(Items from a document page collection)
● ● ● ● ● ● ●
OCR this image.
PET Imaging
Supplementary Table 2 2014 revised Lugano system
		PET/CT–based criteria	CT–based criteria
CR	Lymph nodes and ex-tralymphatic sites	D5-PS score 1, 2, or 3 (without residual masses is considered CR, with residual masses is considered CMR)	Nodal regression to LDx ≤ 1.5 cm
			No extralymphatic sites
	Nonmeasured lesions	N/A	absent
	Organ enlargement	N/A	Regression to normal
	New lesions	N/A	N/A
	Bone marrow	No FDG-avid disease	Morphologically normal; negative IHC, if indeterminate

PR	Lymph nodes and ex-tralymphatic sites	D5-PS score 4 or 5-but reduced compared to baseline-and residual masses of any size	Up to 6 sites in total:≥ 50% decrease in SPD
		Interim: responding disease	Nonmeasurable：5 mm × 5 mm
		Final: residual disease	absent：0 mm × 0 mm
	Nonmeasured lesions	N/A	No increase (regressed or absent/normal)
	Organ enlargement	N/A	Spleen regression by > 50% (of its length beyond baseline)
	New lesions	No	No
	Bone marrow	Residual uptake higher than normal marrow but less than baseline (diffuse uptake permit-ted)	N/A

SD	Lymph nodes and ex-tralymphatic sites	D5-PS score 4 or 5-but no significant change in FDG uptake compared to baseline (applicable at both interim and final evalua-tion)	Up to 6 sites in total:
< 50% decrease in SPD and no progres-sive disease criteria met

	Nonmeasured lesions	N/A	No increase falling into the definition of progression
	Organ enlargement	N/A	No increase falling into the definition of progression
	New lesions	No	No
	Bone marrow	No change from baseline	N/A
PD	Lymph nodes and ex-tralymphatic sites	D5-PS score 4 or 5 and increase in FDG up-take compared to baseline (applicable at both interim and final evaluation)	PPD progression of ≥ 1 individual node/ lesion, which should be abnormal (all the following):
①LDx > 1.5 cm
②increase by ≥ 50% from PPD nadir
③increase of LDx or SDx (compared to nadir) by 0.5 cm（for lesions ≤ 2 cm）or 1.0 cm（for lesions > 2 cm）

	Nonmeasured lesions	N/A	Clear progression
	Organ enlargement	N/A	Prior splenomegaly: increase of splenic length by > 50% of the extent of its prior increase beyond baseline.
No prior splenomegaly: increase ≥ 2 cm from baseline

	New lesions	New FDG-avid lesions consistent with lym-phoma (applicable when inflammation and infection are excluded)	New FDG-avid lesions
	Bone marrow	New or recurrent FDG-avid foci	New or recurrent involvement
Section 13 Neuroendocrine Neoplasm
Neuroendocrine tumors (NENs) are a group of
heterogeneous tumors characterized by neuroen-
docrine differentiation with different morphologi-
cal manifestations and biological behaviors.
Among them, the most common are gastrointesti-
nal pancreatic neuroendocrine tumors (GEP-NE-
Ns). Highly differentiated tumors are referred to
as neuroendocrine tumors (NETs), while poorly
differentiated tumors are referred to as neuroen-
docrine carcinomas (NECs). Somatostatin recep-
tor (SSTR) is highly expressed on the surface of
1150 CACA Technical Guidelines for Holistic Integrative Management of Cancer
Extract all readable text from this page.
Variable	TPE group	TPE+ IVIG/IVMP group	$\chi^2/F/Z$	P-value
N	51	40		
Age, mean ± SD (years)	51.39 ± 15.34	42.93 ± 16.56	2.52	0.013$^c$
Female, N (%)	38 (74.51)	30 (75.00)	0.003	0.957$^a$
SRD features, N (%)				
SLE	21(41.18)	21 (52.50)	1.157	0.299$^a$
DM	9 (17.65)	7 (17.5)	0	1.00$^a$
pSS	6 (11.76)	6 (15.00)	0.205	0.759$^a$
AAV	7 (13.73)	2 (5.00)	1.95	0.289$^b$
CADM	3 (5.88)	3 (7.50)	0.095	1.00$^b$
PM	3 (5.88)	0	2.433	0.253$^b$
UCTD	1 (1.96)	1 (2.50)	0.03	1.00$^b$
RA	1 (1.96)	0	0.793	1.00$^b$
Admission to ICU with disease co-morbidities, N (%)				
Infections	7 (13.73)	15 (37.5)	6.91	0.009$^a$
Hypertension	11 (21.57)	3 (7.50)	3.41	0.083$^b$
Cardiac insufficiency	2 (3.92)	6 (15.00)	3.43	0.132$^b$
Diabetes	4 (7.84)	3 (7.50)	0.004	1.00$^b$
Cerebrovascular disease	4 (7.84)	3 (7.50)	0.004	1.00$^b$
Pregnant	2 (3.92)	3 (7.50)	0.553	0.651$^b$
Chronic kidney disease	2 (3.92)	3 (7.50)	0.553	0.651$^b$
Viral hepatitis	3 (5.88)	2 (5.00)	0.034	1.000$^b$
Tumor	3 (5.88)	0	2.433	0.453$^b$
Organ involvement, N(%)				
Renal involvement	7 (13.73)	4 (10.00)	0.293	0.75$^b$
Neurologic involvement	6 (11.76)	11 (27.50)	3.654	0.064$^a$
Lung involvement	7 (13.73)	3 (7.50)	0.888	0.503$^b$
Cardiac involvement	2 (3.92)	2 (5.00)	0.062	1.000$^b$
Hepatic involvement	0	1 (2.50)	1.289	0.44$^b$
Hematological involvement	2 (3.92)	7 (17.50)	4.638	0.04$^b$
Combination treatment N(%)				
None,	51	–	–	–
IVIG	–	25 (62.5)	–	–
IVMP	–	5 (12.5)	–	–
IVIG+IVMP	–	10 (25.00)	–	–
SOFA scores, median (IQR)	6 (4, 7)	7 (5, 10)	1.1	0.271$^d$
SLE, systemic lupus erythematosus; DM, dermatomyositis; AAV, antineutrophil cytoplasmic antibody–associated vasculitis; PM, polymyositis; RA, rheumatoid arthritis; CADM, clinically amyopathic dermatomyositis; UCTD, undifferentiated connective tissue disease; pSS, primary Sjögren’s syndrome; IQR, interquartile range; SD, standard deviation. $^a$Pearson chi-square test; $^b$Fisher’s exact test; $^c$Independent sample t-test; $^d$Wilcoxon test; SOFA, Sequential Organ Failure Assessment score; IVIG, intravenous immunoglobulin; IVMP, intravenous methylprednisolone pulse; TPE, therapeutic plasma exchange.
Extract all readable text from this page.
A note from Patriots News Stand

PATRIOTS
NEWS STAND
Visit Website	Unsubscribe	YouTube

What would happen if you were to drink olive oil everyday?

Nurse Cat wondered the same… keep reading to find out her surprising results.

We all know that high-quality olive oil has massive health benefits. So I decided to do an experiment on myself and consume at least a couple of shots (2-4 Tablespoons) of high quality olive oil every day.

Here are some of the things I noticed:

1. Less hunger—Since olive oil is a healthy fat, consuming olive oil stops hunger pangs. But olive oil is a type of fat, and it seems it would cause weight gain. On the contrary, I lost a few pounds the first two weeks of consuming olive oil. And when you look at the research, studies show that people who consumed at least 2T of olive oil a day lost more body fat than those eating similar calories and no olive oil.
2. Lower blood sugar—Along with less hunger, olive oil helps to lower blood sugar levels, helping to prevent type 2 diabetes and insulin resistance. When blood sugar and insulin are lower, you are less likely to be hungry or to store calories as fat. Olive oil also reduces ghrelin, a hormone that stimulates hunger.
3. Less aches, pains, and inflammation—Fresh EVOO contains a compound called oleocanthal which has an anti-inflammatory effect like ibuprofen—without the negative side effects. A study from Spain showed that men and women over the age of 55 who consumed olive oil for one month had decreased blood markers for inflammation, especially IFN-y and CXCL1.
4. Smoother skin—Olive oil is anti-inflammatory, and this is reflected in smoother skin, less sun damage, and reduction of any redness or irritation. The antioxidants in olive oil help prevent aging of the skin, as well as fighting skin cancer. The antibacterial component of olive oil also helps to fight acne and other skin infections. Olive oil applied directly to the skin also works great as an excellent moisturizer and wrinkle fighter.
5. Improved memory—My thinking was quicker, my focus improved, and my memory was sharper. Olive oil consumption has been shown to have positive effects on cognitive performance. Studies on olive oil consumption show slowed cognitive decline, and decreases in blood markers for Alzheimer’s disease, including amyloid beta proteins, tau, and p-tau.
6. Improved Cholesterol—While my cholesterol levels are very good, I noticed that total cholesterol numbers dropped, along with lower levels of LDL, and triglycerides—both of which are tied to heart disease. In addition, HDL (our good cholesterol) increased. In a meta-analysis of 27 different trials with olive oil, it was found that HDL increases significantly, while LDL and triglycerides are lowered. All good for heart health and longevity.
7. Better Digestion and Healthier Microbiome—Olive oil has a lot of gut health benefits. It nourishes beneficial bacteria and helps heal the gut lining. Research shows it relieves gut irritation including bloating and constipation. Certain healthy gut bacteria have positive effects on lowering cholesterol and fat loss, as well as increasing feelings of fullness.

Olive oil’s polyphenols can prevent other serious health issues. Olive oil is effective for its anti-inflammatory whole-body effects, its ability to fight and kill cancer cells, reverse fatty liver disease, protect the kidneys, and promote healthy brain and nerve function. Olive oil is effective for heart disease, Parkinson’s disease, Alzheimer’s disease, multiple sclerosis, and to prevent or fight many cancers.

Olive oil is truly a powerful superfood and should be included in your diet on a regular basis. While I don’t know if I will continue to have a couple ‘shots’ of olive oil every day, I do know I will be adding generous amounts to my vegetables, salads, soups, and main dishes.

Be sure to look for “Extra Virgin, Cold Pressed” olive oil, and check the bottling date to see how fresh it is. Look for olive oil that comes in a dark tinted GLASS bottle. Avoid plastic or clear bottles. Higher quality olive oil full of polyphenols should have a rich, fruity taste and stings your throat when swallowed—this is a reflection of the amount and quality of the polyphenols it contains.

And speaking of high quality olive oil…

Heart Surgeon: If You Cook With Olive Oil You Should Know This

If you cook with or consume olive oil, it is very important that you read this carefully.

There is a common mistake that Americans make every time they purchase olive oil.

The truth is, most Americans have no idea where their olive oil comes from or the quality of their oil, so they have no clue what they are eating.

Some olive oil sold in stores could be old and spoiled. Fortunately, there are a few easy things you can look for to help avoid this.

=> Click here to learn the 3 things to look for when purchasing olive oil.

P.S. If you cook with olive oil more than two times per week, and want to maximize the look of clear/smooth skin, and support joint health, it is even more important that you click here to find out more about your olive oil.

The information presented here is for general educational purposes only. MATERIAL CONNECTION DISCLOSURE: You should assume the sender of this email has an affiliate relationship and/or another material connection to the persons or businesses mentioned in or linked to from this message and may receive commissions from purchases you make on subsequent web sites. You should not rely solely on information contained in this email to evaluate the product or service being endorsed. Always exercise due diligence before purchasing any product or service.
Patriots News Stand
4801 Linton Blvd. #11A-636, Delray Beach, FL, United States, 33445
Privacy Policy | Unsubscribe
● ● ● ● ● ● ●
• EXERCISE:
Lines that include the word "avid" are to be extracted from the data above.

• RESULT FOR THIS EXERCISE:
	Bone marrow	No FDG-avid disease	Morphologically normal; negative IHC, if indeterminate
	New lesions	New FDG-avid lesions consistent with lym-phoma (applicable when inflammation and infection are excluded)	New FDG-avid lesions
	Bone marrow	New or recurrent FDG-avid foci	New or recurrent involvement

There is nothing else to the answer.